> YOUR GOAL
Copy the full set of lines exactly as given.

Stored records:
◇ ◇ ◇ ◇ ◇
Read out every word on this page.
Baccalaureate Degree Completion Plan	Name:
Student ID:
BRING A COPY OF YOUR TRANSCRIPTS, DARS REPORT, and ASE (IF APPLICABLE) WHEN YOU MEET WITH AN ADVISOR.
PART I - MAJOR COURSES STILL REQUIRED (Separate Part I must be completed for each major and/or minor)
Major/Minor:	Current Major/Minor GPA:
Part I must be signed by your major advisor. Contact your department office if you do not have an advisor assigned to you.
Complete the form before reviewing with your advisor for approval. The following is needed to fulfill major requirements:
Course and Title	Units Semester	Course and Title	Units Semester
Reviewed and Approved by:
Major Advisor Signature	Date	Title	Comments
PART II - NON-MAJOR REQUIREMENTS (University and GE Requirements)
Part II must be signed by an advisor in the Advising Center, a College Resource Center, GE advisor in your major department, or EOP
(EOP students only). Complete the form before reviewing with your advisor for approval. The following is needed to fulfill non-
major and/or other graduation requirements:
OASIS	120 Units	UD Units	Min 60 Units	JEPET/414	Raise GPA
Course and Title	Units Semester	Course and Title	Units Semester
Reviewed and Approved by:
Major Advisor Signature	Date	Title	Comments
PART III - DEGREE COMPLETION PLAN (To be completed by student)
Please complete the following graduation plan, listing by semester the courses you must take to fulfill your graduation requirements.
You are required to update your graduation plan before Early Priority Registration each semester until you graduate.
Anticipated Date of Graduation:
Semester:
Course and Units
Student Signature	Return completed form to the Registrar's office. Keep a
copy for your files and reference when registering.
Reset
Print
◇ ◇ ◇ ◇ ◇
> THE SOLUTION
Read out every word on this page.
Baccalaureate Degree Completion Plan	Name:
Student ID:
BRING A COPY OF YOUR TRANSCRIPTS, DARS REPORT, and ASE (IF APPLICABLE) WHEN YOU MEET WITH AN ADVISOR.
PART I - MAJOR COURSES STILL REQUIRED (Separate Part I must be completed for each major and/or minor)
Major/Minor:	Current Major/Minor GPA:
Part I must be signed by your major advisor. Contact your department office if you do not have an advisor assigned to you.
Complete the form before reviewing with your advisor for approval. The following is needed to fulfill major requirements:
Course and Title	Units Semester	Course and Title	Units Semester
Reviewed and Approved by:
Major Advisor Signature	Date	Title	Comments
PART II - NON-MAJOR REQUIREMENTS (University and GE Requirements)
Part II must be signed by an advisor in the Advising Center, a College Resource Center, GE advisor in your major department, or EOP
(EOP students only). Complete the form before reviewing with your advisor for approval. The following is needed to fulfill non-
major and/or other graduation requirements:
OASIS	120 Units	UD Units	Min 60 Units	JEPET/414	Raise GPA
Course and Title	Units Semester	Course and Title	Units Semester
Reviewed and Approved by:
Major Advisor Signature	Date	Title	Comments
PART III - DEGREE COMPLETION PLAN (To be completed by student)
Please complete the following graduation plan, listing by semester the courses you must take to fulfill your graduation requirements.
You are required to update your graduation plan before Early Priority Registration each semester until you graduate.
Anticipated Date of Graduation:
Semester:
Course and Units
Student Signature	Return completed form to the Registrar's office. Keep a
copy for your files and reference when registering.
Reset
Print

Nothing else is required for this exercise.